A run of records
◇ ◇ ◇ ◇ ◇ ◇ ◇

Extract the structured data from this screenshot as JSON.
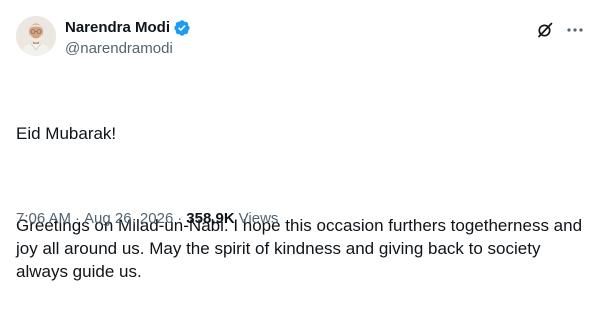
{
  "author": {
    "display_name": "Narendra Modi",
    "handle": "@narendramodi",
    "verified_icon": "verified-badge-icon",
    "avatar_alt": "profile-photo"
  },
  "actions": {
    "grok_icon": "grok-icon",
    "more_icon": "more-options-icon"
  },
  "post": {
    "line1": "Eid Mubarak!",
    "line2": "Greetings on Milad-un-Nabi. I hope this occasion furthers togetherness and joy all around us. May the spirit of kindness and giving back to society always guide us."
  },
  "meta": {
    "time": "7:06 AM",
    "separator": "·",
    "date": "Aug 26, 2026",
    "views_separator": "·",
    "views_count": "358.9K",
    "views_label": "Views"
  },
  "colors": {
    "text_primary": "#0f1419",
    "text_secondary": "#536471",
    "verified_blue": "#1d9bf0"
  }
}
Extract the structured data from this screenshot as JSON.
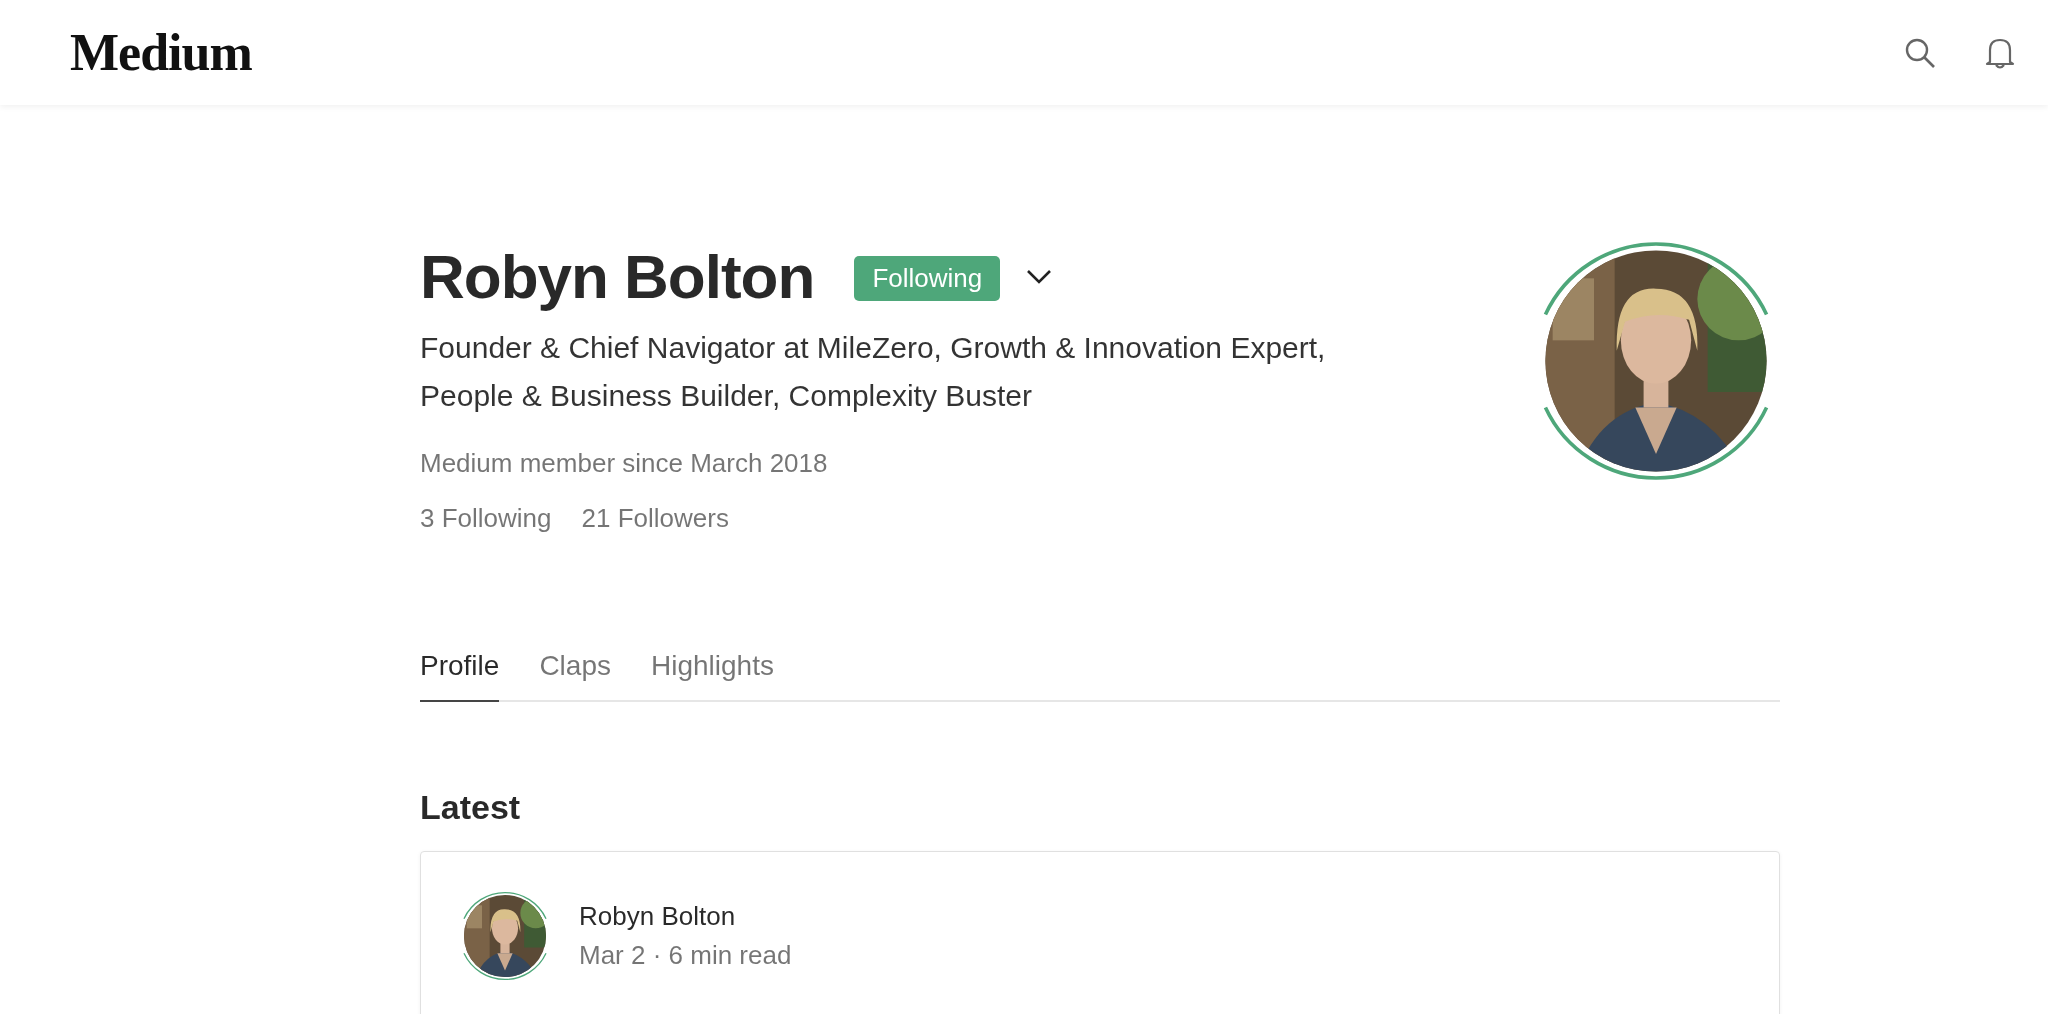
{
  "header": {
    "logo": "Medium"
  },
  "profile": {
    "name": "Robyn Bolton",
    "follow_button": "Following",
    "bio": "Founder & Chief Navigator at MileZero, Growth & Innovation Expert, People & Business Builder, Complexity Buster",
    "member_since": "Medium member since March 2018",
    "stats": [
      "3 Following",
      "21 Followers"
    ]
  },
  "tabs": [
    {
      "label": "Profile",
      "selected": true
    },
    {
      "label": "Claps",
      "selected": false
    },
    {
      "label": "Highlights",
      "selected": false
    }
  ],
  "section_title": "Latest",
  "posts": [
    {
      "author": "Robyn Bolton",
      "meta": "Mar 2 · 6 min read"
    }
  ]
}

◇ ◇ ◇ ◇ ◇ ◇ ◇

**TASK INSTRUCTIONS**
Set each line of the records down exactly, leaving every picture out.

**EXERCISE ANSWER**
Extract the structured data from this screenshot as JSON.
{
  "author": {
    "display_name": "Narendra Modi",
    "handle": "@narendramodi",
    "verified_icon": "verified-badge-icon",
    "avatar_alt": "profile-photo"
  },
  "actions": {
    "grok_icon": "grok-icon",
    "more_icon": "more-options-icon"
  },
  "post": {
    "line1": "Eid Mubarak!",
    "line2": "Greetings on Milad-un-Nabi. I hope this occasion furthers togetherness and joy all around us. May the spirit of kindness and giving back to society always guide us."
  },
  "meta": {
    "time": "7:06 AM",
    "separator": "·",
    "date": "Aug 26, 2026",
    "views_separator": "·",
    "views_count": "358.9K",
    "views_label": "Views"
  },
  "colors": {
    "text_primary": "#0f1419",
    "text_secondary": "#536471",
    "verified_blue": "#1d9bf0"
  }
}
Extract the structured data from this screenshot as JSON.
{
  "header": {
    "logo": "Medium"
  },
  "profile": {
    "name": "Robyn Bolton",
    "follow_button": "Following",
    "bio": "Founder & Chief Navigator at MileZero, Growth & Innovation Expert, People & Business Builder, Complexity Buster",
    "member_since": "Medium member since March 2018",
    "stats": [
      "3 Following",
      "21 Followers"
    ]
  },
  "tabs": [
    {
      "label": "Profile",
      "selected": true
    },
    {
      "label": "Claps",
      "selected": false
    },
    {
      "label": "Highlights",
      "selected": false
    }
  ],
  "section_title": "Latest",
  "posts": [
    {
      "author": "Robyn Bolton",
      "meta": "Mar 2 · 6 min read"
    }
  ]
}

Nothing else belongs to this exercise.